▸ **Stated task**
Repeat each entry exactly and drop the pictures.

BEGIN Information given

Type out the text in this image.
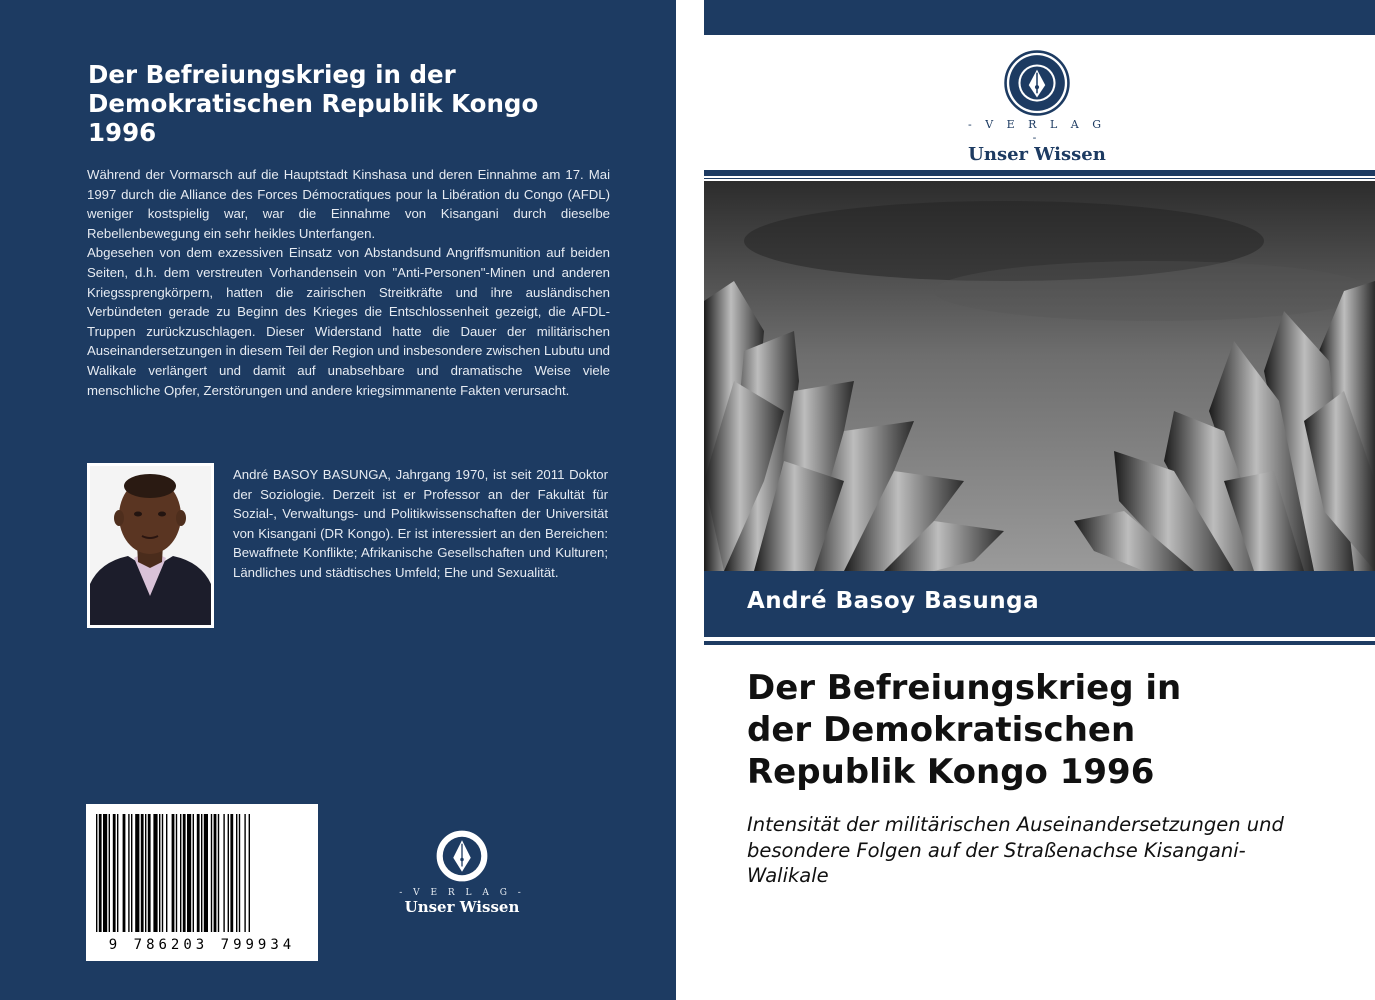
Der Befreiungskrieg in der
Demokratischen Republik Kongo
1996

Während der Vormarsch auf die Hauptstadt Kinshasa und deren Einnahme am 17. Mai 1997 durch die Alliance des Forces Démocratiques pour la Libération du Congo (AFDL) weniger kostspielig war, war die Einnahme von Kisangani durch dieselbe Rebellenbewegung ein sehr heikles Unterfangen.

Abgesehen von dem exzessiven Einsatz von Abstandsund Angriffsmunition auf beiden Seiten, d.h. dem verstreuten Vorhandensein von "Anti-Personen"-Minen und anderen Kriegssprengkörpern, hatten die zairischen Streitkräfte und ihre ausländischen Verbündeten gerade zu Beginn des Krieges die Entschlossenheit gezeigt, die AFDL-Truppen zurückzuschlagen. Dieser Widerstand hatte die Dauer der militärischen Auseinandersetzungen in diesem Teil der Region und insbesondere zwischen Lubutu und Walikale verlängert und damit auf unabsehbare und dramatische Weise viele menschliche Opfer, Zerstörungen und andere kriegsimmanente Fakten verursacht.

André BASOY BASUNGA, Jahrgang 1970, ist seit 2011 Doktor der Soziologie. Derzeit ist er Professor an der Fakultät für Sozial-, Verwaltungs- und Politikwissenschaften der Universität von Kisangani (DR Kongo). Er ist interessiert an den Bereichen: Bewaffnete Konflikte; Afrikanische Gesellschaften und Kulturen; Ländliches und städtisches Umfeld; Ehe und Sexualität.

9 786203 799934
- V E R L A G -
Unser Wissen
- V E R L A G -
Unser Wissen
André Basoy Basunga
Der Befreiungskrieg in
der Demokratischen
Republik Kongo 1996

Intensität der militärischen Auseinandersetzungen und
besondere Folgen auf der Straßenachse Kisangani-
Walikale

END Information given

▸ **Output of the task**
Type out the text in this image.
Der Befreiungskrieg in der
Demokratischen Republik Kongo
1996

Während der Vormarsch auf die Hauptstadt Kinshasa und deren Einnahme am 17. Mai 1997 durch die Alliance des Forces Démocratiques pour la Libération du Congo (AFDL) weniger kostspielig war, war die Einnahme von Kisangani durch dieselbe Rebellenbewegung ein sehr heikles Unterfangen.

Abgesehen von dem exzessiven Einsatz von Abstandsund Angriffsmunition auf beiden Seiten, d.h. dem verstreuten Vorhandensein von "Anti-Personen"-Minen und anderen Kriegssprengkörpern, hatten die zairischen Streitkräfte und ihre ausländischen Verbündeten gerade zu Beginn des Krieges die Entschlossenheit gezeigt, die AFDL-Truppen zurückzuschlagen. Dieser Widerstand hatte die Dauer der militärischen Auseinandersetzungen in diesem Teil der Region und insbesondere zwischen Lubutu und Walikale verlängert und damit auf unabsehbare und dramatische Weise viele menschliche Opfer, Zerstörungen und andere kriegsimmanente Fakten verursacht.

André BASOY BASUNGA, Jahrgang 1970, ist seit 2011 Doktor der Soziologie. Derzeit ist er Professor an der Fakultät für Sozial-, Verwaltungs- und Politikwissenschaften der Universität von Kisangani (DR Kongo). Er ist interessiert an den Bereichen: Bewaffnete Konflikte; Afrikanische Gesellschaften und Kulturen; Ländliches und städtisches Umfeld; Ehe und Sexualität.

9 786203 799934
- V E R L A G -
Unser Wissen
- V E R L A G -
Unser Wissen
André Basoy Basunga
Der Befreiungskrieg in
der Demokratischen
Republik Kongo 1996

Intensität der militärischen Auseinandersetzungen und
besondere Folgen auf der Straßenachse Kisangani-
Walikale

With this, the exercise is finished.